* _Required task_
Return the whole listing, line for line, without the pictures in it.

==== Data for this task

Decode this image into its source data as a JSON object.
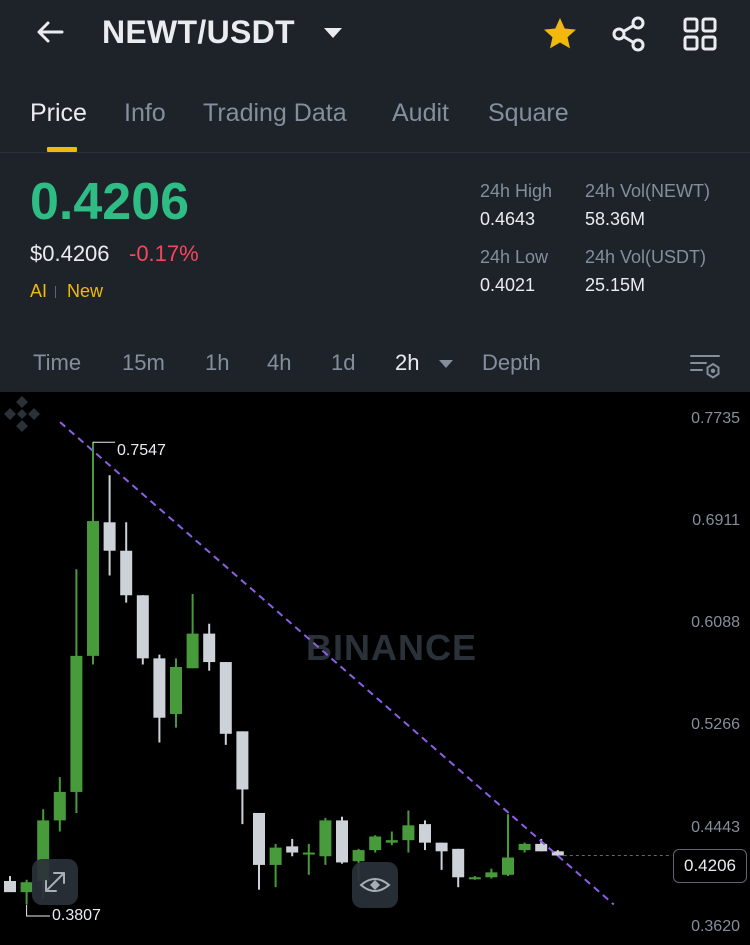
{
  "header": {
    "pair": "NEWT/USDT",
    "icons": [
      "back-arrow-icon",
      "dropdown-caret-icon",
      "star-icon",
      "share-icon",
      "grid-icon"
    ],
    "star_color": "#f0b90b"
  },
  "tabs": [
    {
      "label": "Price",
      "active": true
    },
    {
      "label": "Info",
      "active": false
    },
    {
      "label": "Trading Data",
      "active": false
    },
    {
      "label": "Audit",
      "active": false
    },
    {
      "label": "Square",
      "active": false
    }
  ],
  "ticker": {
    "last_price": "0.4206",
    "usd_price": "$0.4206",
    "change": "-0.17%",
    "tags": [
      "AI",
      "New"
    ],
    "high_label": "24h High",
    "high_value": "0.4643",
    "low_label": "24h Low",
    "low_value": "0.4021",
    "vol_base_label": "24h Vol(NEWT)",
    "vol_base_value": "58.36M",
    "vol_quote_label": "24h Vol(USDT)",
    "vol_quote_value": "25.15M",
    "colors": {
      "up": "#2ebd85",
      "down": "#f6465d",
      "accent": "#f0b90b"
    }
  },
  "intervals": [
    {
      "label": "Time",
      "active": false
    },
    {
      "label": "15m",
      "active": false
    },
    {
      "label": "1h",
      "active": false
    },
    {
      "label": "4h",
      "active": false
    },
    {
      "label": "1d",
      "active": false
    },
    {
      "label": "2h",
      "active": true
    },
    {
      "label": "Depth",
      "active": false
    }
  ],
  "chart": {
    "watermark": "BINANCE",
    "y_labels": [
      "0.7735",
      "0.6911",
      "0.6088",
      "0.5266",
      "0.4443",
      "0.3620"
    ],
    "max_label": "0.7547",
    "min_label": "0.3807",
    "current_price_tag": "0.4206"
  },
  "chart_data": {
    "type": "candlestick",
    "interval": "2h",
    "ylim": [
      0.362,
      0.7735
    ],
    "y_ticks": [
      0.7735,
      0.6911,
      0.6088,
      0.5266,
      0.4443,
      0.362
    ],
    "candles": [
      {
        "o": 0.4,
        "h": 0.404,
        "l": 0.394,
        "c": 0.391
      },
      {
        "o": 0.391,
        "h": 0.401,
        "l": 0.381,
        "c": 0.399
      },
      {
        "o": 0.4,
        "h": 0.458,
        "l": 0.386,
        "c": 0.449
      },
      {
        "o": 0.449,
        "h": 0.484,
        "l": 0.44,
        "c": 0.472
      },
      {
        "o": 0.472,
        "h": 0.652,
        "l": 0.455,
        "c": 0.582
      },
      {
        "o": 0.582,
        "h": 0.755,
        "l": 0.575,
        "c": 0.691
      },
      {
        "o": 0.69,
        "h": 0.728,
        "l": 0.647,
        "c": 0.667
      },
      {
        "o": 0.667,
        "h": 0.69,
        "l": 0.625,
        "c": 0.631
      },
      {
        "o": 0.631,
        "h": 0.631,
        "l": 0.575,
        "c": 0.58
      },
      {
        "o": 0.58,
        "h": 0.583,
        "l": 0.512,
        "c": 0.532
      },
      {
        "o": 0.535,
        "h": 0.58,
        "l": 0.524,
        "c": 0.573
      },
      {
        "o": 0.572,
        "h": 0.632,
        "l": 0.572,
        "c": 0.6
      },
      {
        "o": 0.6,
        "h": 0.608,
        "l": 0.57,
        "c": 0.577
      },
      {
        "o": 0.577,
        "h": 0.577,
        "l": 0.51,
        "c": 0.519
      },
      {
        "o": 0.521,
        "h": 0.521,
        "l": 0.446,
        "c": 0.474
      },
      {
        "o": 0.455,
        "h": 0.455,
        "l": 0.393,
        "c": 0.413
      },
      {
        "o": 0.413,
        "h": 0.43,
        "l": 0.395,
        "c": 0.427
      },
      {
        "o": 0.428,
        "h": 0.434,
        "l": 0.42,
        "c": 0.423
      },
      {
        "o": 0.423,
        "h": 0.43,
        "l": 0.405,
        "c": 0.423
      },
      {
        "o": 0.42,
        "h": 0.451,
        "l": 0.413,
        "c": 0.449
      },
      {
        "o": 0.449,
        "h": 0.452,
        "l": 0.414,
        "c": 0.415
      },
      {
        "o": 0.416,
        "h": 0.426,
        "l": 0.4,
        "c": 0.425
      },
      {
        "o": 0.425,
        "h": 0.437,
        "l": 0.423,
        "c": 0.436
      },
      {
        "o": 0.431,
        "h": 0.44,
        "l": 0.429,
        "c": 0.433
      },
      {
        "o": 0.433,
        "h": 0.457,
        "l": 0.423,
        "c": 0.445
      },
      {
        "o": 0.446,
        "h": 0.449,
        "l": 0.425,
        "c": 0.431
      },
      {
        "o": 0.431,
        "h": 0.431,
        "l": 0.409,
        "c": 0.424
      },
      {
        "o": 0.426,
        "h": 0.426,
        "l": 0.395,
        "c": 0.403
      },
      {
        "o": 0.403,
        "h": 0.404,
        "l": 0.401,
        "c": 0.403
      },
      {
        "o": 0.403,
        "h": 0.41,
        "l": 0.402,
        "c": 0.407
      },
      {
        "o": 0.405,
        "h": 0.454,
        "l": 0.404,
        "c": 0.419
      },
      {
        "o": 0.425,
        "h": 0.431,
        "l": 0.423,
        "c": 0.43
      },
      {
        "o": 0.43,
        "h": 0.434,
        "l": 0.424,
        "c": 0.424
      },
      {
        "o": 0.424,
        "h": 0.425,
        "l": 0.42,
        "c": 0.4206
      }
    ],
    "trendline": [
      [
        0,
        0.771
      ],
      [
        33,
        0.381
      ]
    ],
    "last_price": 0.4206,
    "max_value": 0.7547,
    "min_value": 0.3807,
    "colors": {
      "up": "#479b3a",
      "down": "#cdd1d8",
      "trendline": "#8c5fe6",
      "price_line": "#5e6673"
    }
  }
}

========

* _Solution to this problem_
Decode this image into its source data as a JSON object.
{
  "header": {
    "pair": "NEWT/USDT",
    "icons": [
      "back-arrow-icon",
      "dropdown-caret-icon",
      "star-icon",
      "share-icon",
      "grid-icon"
    ],
    "star_color": "#f0b90b"
  },
  "tabs": [
    {
      "label": "Price",
      "active": true
    },
    {
      "label": "Info",
      "active": false
    },
    {
      "label": "Trading Data",
      "active": false
    },
    {
      "label": "Audit",
      "active": false
    },
    {
      "label": "Square",
      "active": false
    }
  ],
  "ticker": {
    "last_price": "0.4206",
    "usd_price": "$0.4206",
    "change": "-0.17%",
    "tags": [
      "AI",
      "New"
    ],
    "high_label": "24h High",
    "high_value": "0.4643",
    "low_label": "24h Low",
    "low_value": "0.4021",
    "vol_base_label": "24h Vol(NEWT)",
    "vol_base_value": "58.36M",
    "vol_quote_label": "24h Vol(USDT)",
    "vol_quote_value": "25.15M",
    "colors": {
      "up": "#2ebd85",
      "down": "#f6465d",
      "accent": "#f0b90b"
    }
  },
  "intervals": [
    {
      "label": "Time",
      "active": false
    },
    {
      "label": "15m",
      "active": false
    },
    {
      "label": "1h",
      "active": false
    },
    {
      "label": "4h",
      "active": false
    },
    {
      "label": "1d",
      "active": false
    },
    {
      "label": "2h",
      "active": true
    },
    {
      "label": "Depth",
      "active": false
    }
  ],
  "chart": {
    "watermark": "BINANCE",
    "y_labels": [
      "0.7735",
      "0.6911",
      "0.6088",
      "0.5266",
      "0.4443",
      "0.3620"
    ],
    "max_label": "0.7547",
    "min_label": "0.3807",
    "current_price_tag": "0.4206"
  },
  "chart_data": {
    "type": "candlestick",
    "interval": "2h",
    "ylim": [
      0.362,
      0.7735
    ],
    "y_ticks": [
      0.7735,
      0.6911,
      0.6088,
      0.5266,
      0.4443,
      0.362
    ],
    "candles": [
      {
        "o": 0.4,
        "h": 0.404,
        "l": 0.394,
        "c": 0.391
      },
      {
        "o": 0.391,
        "h": 0.401,
        "l": 0.381,
        "c": 0.399
      },
      {
        "o": 0.4,
        "h": 0.458,
        "l": 0.386,
        "c": 0.449
      },
      {
        "o": 0.449,
        "h": 0.484,
        "l": 0.44,
        "c": 0.472
      },
      {
        "o": 0.472,
        "h": 0.652,
        "l": 0.455,
        "c": 0.582
      },
      {
        "o": 0.582,
        "h": 0.755,
        "l": 0.575,
        "c": 0.691
      },
      {
        "o": 0.69,
        "h": 0.728,
        "l": 0.647,
        "c": 0.667
      },
      {
        "o": 0.667,
        "h": 0.69,
        "l": 0.625,
        "c": 0.631
      },
      {
        "o": 0.631,
        "h": 0.631,
        "l": 0.575,
        "c": 0.58
      },
      {
        "o": 0.58,
        "h": 0.583,
        "l": 0.512,
        "c": 0.532
      },
      {
        "o": 0.535,
        "h": 0.58,
        "l": 0.524,
        "c": 0.573
      },
      {
        "o": 0.572,
        "h": 0.632,
        "l": 0.572,
        "c": 0.6
      },
      {
        "o": 0.6,
        "h": 0.608,
        "l": 0.57,
        "c": 0.577
      },
      {
        "o": 0.577,
        "h": 0.577,
        "l": 0.51,
        "c": 0.519
      },
      {
        "o": 0.521,
        "h": 0.521,
        "l": 0.446,
        "c": 0.474
      },
      {
        "o": 0.455,
        "h": 0.455,
        "l": 0.393,
        "c": 0.413
      },
      {
        "o": 0.413,
        "h": 0.43,
        "l": 0.395,
        "c": 0.427
      },
      {
        "o": 0.428,
        "h": 0.434,
        "l": 0.42,
        "c": 0.423
      },
      {
        "o": 0.423,
        "h": 0.43,
        "l": 0.405,
        "c": 0.423
      },
      {
        "o": 0.42,
        "h": 0.451,
        "l": 0.413,
        "c": 0.449
      },
      {
        "o": 0.449,
        "h": 0.452,
        "l": 0.414,
        "c": 0.415
      },
      {
        "o": 0.416,
        "h": 0.426,
        "l": 0.4,
        "c": 0.425
      },
      {
        "o": 0.425,
        "h": 0.437,
        "l": 0.423,
        "c": 0.436
      },
      {
        "o": 0.431,
        "h": 0.44,
        "l": 0.429,
        "c": 0.433
      },
      {
        "o": 0.433,
        "h": 0.457,
        "l": 0.423,
        "c": 0.445
      },
      {
        "o": 0.446,
        "h": 0.449,
        "l": 0.425,
        "c": 0.431
      },
      {
        "o": 0.431,
        "h": 0.431,
        "l": 0.409,
        "c": 0.424
      },
      {
        "o": 0.426,
        "h": 0.426,
        "l": 0.395,
        "c": 0.403
      },
      {
        "o": 0.403,
        "h": 0.404,
        "l": 0.401,
        "c": 0.403
      },
      {
        "o": 0.403,
        "h": 0.41,
        "l": 0.402,
        "c": 0.407
      },
      {
        "o": 0.405,
        "h": 0.454,
        "l": 0.404,
        "c": 0.419
      },
      {
        "o": 0.425,
        "h": 0.431,
        "l": 0.423,
        "c": 0.43
      },
      {
        "o": 0.43,
        "h": 0.434,
        "l": 0.424,
        "c": 0.424
      },
      {
        "o": 0.424,
        "h": 0.425,
        "l": 0.42,
        "c": 0.4206
      }
    ],
    "trendline": [
      [
        0,
        0.771
      ],
      [
        33,
        0.381
      ]
    ],
    "last_price": 0.4206,
    "max_value": 0.7547,
    "min_value": 0.3807,
    "colors": {
      "up": "#479b3a",
      "down": "#cdd1d8",
      "trendline": "#8c5fe6",
      "price_line": "#5e6673"
    }
  }
}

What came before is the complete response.